╭─ Records supplied
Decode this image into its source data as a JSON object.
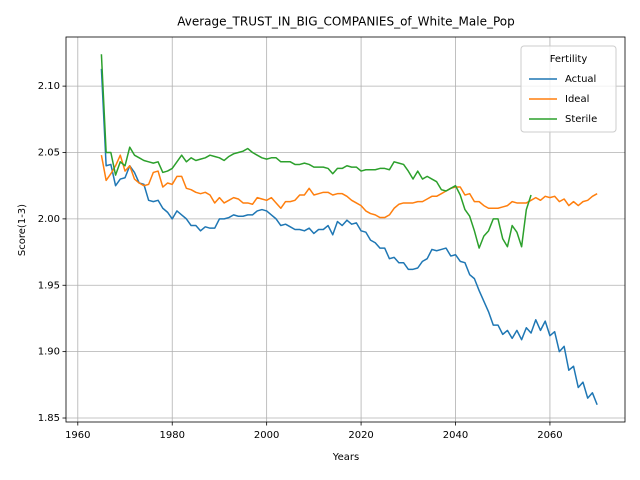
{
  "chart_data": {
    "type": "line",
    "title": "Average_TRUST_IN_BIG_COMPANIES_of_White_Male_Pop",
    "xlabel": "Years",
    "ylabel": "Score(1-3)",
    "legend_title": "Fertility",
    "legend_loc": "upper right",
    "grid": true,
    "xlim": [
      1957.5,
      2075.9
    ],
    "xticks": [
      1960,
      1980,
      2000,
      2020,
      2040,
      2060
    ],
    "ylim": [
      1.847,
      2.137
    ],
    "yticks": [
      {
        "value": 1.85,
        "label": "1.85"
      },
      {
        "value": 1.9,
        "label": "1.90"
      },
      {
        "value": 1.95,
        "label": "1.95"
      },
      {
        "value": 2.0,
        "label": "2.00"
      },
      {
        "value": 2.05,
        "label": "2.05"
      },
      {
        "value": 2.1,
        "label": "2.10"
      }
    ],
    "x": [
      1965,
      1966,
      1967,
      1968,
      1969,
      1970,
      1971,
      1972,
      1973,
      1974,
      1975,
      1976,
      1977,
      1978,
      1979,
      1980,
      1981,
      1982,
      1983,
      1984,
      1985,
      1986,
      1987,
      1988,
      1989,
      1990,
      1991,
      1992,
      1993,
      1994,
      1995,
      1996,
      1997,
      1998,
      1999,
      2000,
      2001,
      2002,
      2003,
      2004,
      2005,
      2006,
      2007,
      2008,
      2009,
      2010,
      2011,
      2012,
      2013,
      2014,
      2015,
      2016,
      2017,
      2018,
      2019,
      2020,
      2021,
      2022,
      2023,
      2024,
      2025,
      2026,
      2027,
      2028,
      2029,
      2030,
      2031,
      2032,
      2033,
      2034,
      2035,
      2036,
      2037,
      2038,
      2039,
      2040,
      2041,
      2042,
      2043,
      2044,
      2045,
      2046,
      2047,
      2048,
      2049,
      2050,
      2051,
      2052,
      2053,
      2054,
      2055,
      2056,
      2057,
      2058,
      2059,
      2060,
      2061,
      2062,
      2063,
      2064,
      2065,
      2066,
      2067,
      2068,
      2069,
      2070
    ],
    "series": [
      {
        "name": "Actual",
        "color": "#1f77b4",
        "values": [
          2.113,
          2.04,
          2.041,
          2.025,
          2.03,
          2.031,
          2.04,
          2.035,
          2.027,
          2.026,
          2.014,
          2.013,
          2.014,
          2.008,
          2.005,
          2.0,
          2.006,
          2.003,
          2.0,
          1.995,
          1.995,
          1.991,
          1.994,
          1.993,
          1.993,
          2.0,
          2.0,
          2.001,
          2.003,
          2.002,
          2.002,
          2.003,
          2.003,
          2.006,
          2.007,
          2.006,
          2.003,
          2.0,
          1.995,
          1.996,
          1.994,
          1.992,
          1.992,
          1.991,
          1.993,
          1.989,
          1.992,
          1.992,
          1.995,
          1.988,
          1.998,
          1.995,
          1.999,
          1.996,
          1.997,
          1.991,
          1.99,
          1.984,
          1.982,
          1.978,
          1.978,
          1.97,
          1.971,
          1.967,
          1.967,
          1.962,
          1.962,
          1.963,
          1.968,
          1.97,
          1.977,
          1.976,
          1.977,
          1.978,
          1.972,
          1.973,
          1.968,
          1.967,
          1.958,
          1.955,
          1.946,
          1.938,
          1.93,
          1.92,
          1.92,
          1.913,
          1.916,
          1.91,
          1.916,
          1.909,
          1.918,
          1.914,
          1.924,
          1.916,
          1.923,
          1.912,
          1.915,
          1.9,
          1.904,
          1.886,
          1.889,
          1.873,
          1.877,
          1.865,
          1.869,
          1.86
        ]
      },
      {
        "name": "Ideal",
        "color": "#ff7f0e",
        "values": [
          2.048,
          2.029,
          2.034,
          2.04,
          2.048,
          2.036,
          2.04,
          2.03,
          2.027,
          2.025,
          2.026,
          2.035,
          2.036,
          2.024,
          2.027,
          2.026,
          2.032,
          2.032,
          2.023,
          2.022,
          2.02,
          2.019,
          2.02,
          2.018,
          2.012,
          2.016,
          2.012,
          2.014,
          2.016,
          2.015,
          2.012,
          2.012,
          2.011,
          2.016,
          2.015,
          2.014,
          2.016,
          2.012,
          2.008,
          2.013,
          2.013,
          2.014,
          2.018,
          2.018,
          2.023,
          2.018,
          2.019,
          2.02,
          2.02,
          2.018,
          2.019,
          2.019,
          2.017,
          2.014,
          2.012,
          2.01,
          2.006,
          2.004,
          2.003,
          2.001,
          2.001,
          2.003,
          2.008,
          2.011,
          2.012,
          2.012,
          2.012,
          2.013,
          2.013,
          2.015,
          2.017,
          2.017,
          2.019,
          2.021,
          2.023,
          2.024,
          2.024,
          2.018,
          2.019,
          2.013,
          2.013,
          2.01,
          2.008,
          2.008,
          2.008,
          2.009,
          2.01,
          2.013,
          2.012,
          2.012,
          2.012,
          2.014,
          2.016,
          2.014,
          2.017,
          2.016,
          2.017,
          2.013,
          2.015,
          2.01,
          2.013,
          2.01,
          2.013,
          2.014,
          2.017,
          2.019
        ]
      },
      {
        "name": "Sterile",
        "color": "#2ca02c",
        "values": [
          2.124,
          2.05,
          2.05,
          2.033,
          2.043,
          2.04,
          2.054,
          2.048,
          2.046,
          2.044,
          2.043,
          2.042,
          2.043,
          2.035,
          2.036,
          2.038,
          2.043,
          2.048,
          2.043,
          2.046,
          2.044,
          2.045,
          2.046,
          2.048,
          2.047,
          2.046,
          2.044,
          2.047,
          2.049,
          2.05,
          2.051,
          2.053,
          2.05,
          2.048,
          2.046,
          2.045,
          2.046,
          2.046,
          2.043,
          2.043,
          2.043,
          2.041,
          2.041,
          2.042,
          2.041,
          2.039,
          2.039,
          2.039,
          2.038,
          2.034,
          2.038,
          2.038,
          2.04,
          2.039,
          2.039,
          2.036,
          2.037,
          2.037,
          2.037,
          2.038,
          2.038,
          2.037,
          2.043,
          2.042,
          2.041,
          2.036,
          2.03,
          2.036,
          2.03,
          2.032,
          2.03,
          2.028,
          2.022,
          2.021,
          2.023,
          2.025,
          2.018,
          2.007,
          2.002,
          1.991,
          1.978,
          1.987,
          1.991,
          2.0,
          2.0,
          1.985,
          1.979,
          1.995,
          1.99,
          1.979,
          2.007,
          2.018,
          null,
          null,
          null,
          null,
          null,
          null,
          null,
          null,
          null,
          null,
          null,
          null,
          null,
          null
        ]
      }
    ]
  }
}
╰─
╭─ Records supplied
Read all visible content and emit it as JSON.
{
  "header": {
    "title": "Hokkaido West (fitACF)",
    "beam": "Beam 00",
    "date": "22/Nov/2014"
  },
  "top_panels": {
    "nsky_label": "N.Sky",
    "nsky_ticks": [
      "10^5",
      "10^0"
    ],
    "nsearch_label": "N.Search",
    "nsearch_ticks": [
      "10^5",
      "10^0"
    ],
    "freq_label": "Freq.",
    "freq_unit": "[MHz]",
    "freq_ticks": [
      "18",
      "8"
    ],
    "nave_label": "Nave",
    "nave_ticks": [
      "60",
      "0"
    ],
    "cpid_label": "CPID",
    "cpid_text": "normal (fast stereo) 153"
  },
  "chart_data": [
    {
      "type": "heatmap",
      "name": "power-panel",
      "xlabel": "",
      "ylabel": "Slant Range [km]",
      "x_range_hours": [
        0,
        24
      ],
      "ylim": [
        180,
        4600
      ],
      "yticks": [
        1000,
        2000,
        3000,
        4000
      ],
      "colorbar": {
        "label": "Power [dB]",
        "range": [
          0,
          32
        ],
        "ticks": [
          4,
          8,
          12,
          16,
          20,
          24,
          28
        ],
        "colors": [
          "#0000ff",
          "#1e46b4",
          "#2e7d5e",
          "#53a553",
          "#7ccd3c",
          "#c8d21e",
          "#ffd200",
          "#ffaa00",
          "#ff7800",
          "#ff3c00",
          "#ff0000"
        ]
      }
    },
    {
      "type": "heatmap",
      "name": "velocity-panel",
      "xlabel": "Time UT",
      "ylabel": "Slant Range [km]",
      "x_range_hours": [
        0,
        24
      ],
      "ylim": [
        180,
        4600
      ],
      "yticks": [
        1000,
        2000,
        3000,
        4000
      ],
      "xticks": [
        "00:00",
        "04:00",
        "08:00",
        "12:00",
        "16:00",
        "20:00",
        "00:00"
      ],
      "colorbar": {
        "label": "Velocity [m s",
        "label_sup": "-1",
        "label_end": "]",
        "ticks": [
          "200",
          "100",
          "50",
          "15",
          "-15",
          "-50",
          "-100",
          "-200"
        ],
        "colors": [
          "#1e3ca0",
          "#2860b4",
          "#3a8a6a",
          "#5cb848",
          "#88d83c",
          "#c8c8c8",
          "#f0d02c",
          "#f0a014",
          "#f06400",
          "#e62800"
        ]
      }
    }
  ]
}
╰─
#### Exercise objective
List all lines holding the string "name".

#### The output
        "name": "Actual",
        "name": "Ideal",
        "name": "Sterile",
      "name": "power-panel",
      "name": "velocity-panel",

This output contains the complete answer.